[Collected data]
==========

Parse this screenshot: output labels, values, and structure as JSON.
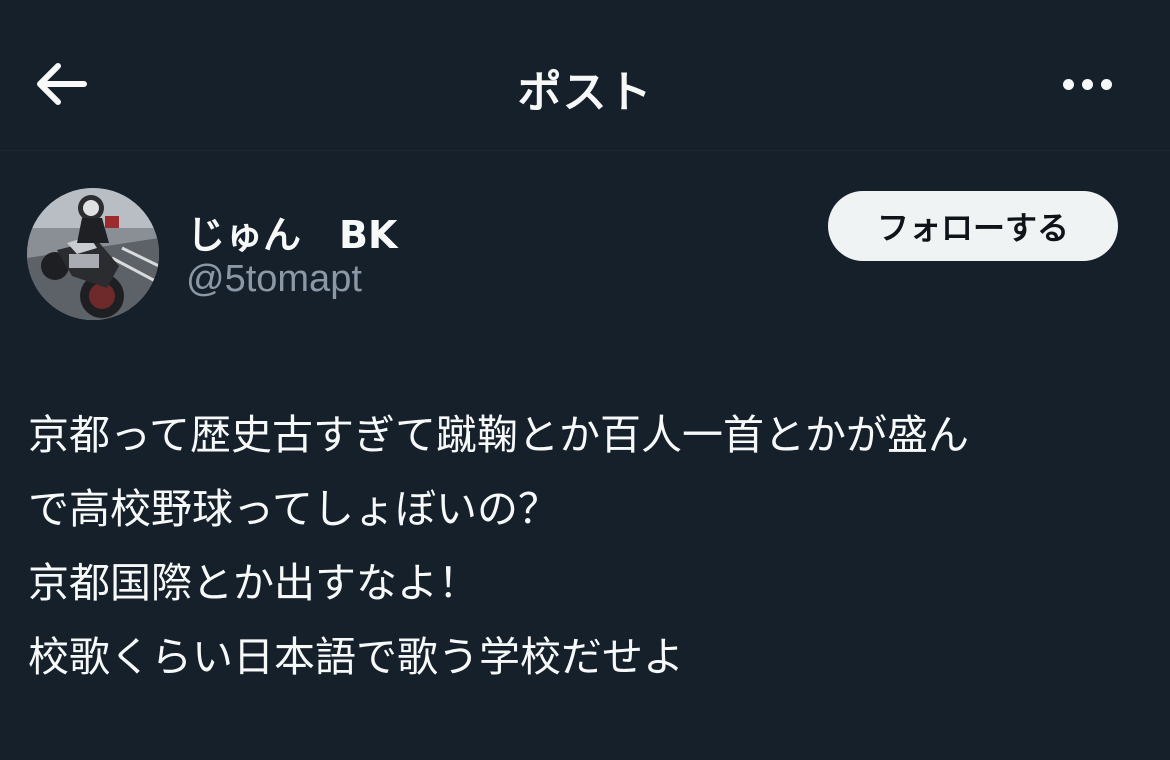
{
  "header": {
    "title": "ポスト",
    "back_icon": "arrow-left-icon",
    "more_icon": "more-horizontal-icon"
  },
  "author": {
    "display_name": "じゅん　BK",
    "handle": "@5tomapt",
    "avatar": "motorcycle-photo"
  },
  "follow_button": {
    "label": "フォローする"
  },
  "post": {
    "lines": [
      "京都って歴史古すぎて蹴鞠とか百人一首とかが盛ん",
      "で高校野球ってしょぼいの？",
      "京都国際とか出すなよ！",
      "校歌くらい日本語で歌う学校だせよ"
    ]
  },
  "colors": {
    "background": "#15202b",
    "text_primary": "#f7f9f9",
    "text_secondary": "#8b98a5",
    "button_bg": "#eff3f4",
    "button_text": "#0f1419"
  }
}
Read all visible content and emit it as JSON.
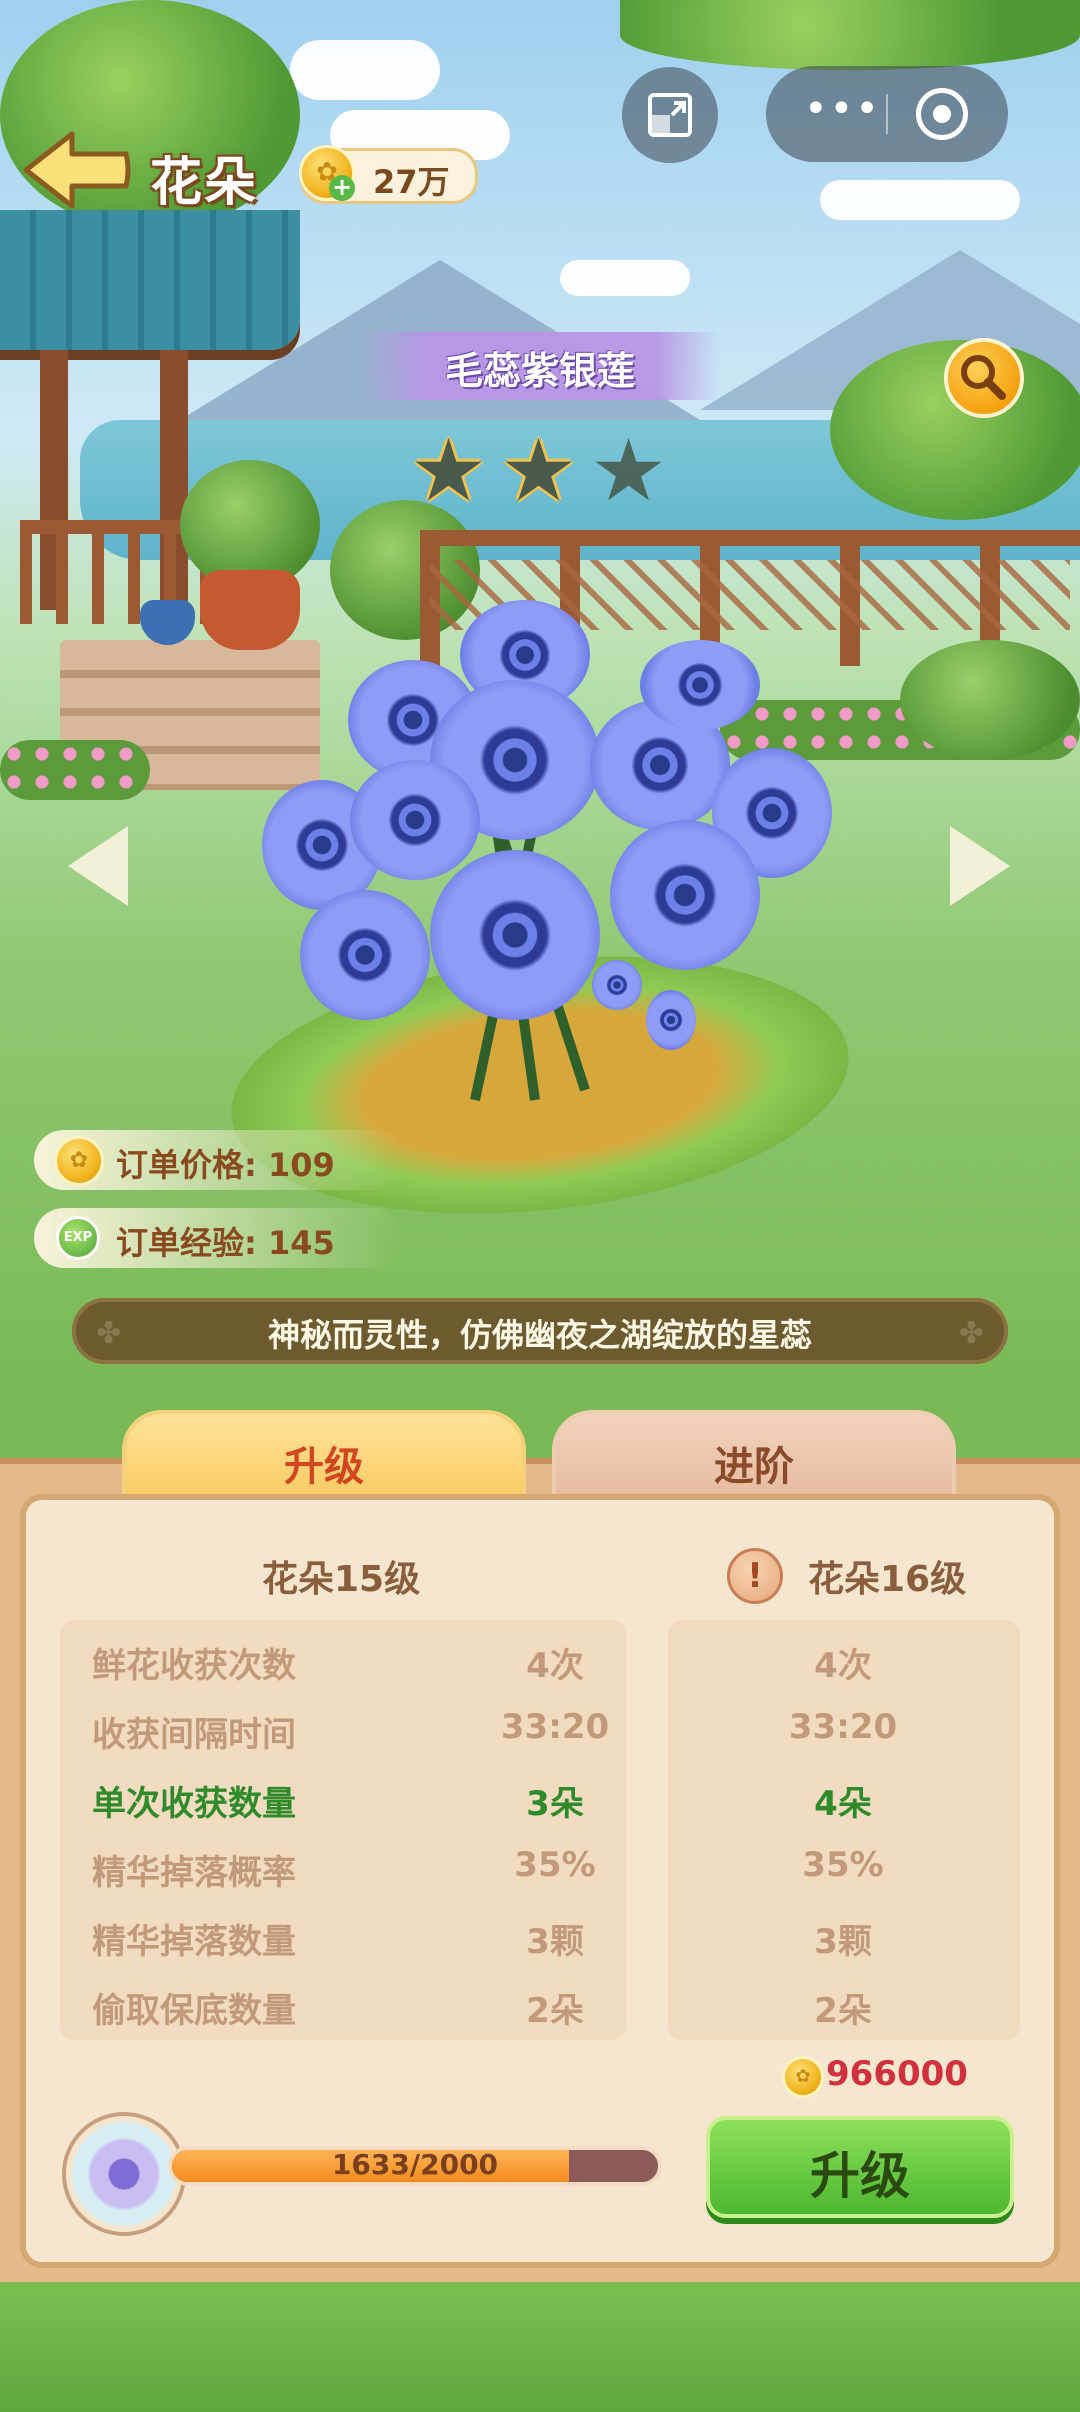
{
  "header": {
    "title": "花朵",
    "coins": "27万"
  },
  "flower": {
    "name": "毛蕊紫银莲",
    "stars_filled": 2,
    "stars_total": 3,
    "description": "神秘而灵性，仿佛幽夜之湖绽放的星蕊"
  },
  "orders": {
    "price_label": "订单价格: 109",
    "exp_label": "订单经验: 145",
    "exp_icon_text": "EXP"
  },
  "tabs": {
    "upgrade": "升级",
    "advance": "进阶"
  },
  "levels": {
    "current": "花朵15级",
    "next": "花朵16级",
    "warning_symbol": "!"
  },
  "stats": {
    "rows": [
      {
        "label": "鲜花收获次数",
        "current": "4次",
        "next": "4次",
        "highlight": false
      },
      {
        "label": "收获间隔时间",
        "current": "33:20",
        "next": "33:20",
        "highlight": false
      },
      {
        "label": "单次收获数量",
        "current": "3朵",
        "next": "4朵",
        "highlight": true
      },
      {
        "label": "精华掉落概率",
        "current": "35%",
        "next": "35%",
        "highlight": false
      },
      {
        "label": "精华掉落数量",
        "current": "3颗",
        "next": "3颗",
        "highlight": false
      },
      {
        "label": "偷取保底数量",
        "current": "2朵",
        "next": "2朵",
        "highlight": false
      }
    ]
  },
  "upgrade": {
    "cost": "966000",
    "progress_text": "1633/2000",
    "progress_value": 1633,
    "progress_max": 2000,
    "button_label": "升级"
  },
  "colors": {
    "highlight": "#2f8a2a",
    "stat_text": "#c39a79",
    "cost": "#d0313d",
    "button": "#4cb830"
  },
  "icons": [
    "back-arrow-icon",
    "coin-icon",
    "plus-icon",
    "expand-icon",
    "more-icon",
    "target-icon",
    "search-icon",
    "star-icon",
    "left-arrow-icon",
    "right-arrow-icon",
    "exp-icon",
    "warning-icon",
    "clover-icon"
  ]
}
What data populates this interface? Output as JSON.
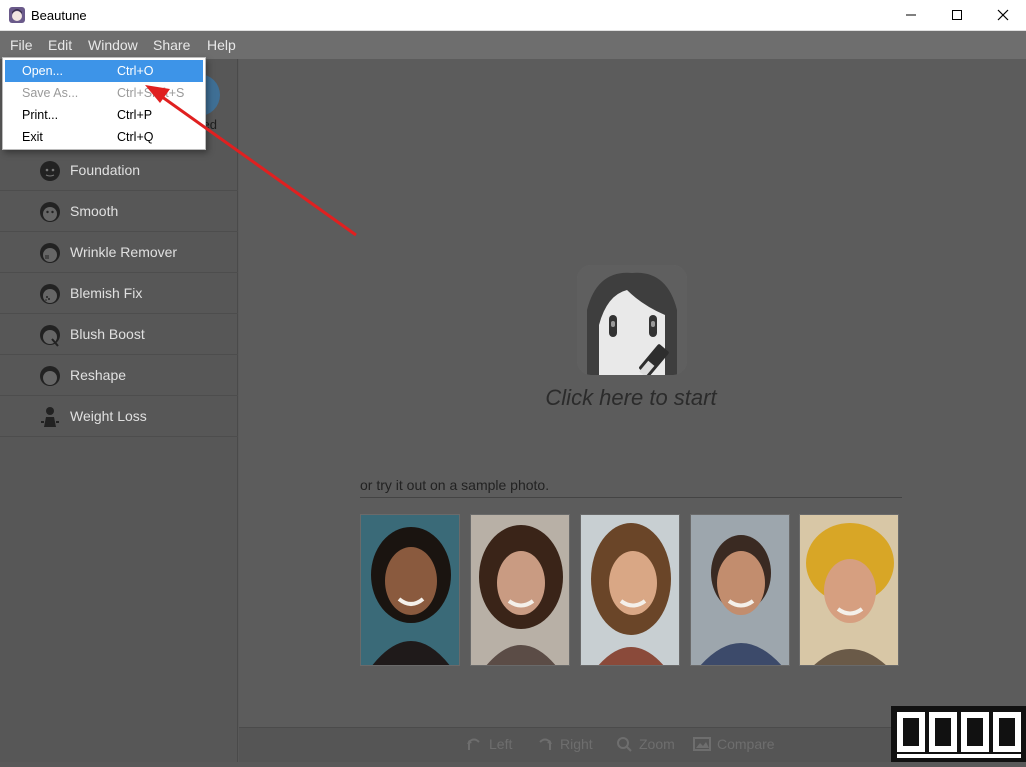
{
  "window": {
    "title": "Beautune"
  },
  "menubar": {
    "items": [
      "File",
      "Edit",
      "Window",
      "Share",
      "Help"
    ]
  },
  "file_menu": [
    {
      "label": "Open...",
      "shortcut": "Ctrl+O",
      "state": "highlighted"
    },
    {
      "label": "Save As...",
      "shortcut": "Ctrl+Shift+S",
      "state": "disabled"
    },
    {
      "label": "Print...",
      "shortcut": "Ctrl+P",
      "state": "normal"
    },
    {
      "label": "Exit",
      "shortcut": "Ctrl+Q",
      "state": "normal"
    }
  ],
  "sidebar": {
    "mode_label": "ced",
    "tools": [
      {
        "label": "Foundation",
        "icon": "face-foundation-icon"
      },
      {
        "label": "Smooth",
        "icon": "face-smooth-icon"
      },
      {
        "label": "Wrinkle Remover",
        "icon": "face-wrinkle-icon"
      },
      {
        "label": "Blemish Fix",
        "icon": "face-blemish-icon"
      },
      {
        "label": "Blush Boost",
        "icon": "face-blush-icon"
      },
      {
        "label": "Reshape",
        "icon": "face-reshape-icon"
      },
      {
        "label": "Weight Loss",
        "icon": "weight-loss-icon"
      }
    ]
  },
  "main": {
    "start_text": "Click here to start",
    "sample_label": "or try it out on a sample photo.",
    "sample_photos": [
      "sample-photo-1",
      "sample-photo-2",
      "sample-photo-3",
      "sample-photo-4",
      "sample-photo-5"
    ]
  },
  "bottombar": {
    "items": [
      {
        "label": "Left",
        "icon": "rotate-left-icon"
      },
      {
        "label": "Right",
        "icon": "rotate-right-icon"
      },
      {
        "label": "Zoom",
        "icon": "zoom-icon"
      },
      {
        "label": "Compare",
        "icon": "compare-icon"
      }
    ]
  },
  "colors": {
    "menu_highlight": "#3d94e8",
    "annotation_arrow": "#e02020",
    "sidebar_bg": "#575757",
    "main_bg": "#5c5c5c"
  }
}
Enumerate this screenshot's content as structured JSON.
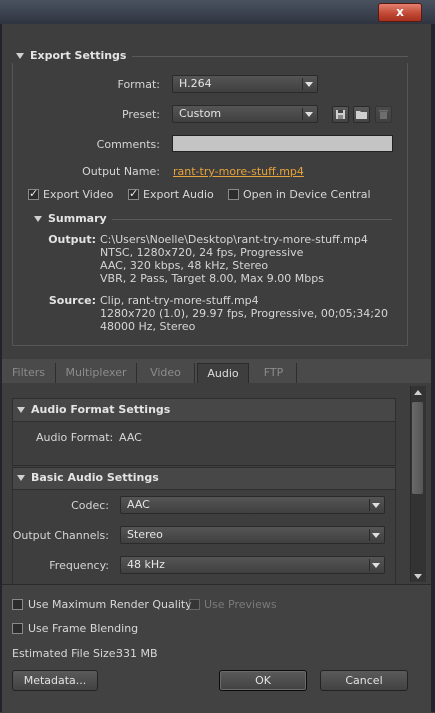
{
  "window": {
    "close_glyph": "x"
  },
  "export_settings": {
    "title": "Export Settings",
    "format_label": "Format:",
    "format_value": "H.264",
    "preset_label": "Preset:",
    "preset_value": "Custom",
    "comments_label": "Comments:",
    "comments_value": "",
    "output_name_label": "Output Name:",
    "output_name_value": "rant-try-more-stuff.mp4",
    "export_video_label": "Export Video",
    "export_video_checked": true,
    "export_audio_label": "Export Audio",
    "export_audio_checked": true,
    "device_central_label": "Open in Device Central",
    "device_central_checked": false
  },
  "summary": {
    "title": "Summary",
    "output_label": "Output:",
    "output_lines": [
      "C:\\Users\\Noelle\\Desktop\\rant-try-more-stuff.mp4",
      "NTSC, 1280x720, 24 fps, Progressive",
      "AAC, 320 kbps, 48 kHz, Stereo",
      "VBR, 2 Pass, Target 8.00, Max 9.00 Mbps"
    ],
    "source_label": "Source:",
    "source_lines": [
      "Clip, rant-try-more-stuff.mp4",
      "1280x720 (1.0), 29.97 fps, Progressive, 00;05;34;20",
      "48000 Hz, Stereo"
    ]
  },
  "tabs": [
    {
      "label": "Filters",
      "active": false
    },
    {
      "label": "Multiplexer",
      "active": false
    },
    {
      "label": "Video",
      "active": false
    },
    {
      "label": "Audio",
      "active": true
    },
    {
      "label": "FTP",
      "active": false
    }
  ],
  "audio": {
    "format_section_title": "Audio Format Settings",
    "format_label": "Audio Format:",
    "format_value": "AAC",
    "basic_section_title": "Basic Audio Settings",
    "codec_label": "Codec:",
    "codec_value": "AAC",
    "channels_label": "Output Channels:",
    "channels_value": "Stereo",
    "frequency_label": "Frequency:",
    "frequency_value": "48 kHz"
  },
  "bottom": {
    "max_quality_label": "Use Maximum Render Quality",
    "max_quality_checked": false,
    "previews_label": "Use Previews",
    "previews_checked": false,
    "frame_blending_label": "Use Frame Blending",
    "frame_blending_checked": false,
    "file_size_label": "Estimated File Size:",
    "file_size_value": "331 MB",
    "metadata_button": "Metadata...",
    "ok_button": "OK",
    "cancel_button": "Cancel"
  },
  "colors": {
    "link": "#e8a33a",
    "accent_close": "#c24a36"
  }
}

==========

Locate the lines above that contain "screenshot" and copy them.

Parse this screenshot: output labels, values, and structure as JSON.
Enumerate this screenshot's content as structured JSON.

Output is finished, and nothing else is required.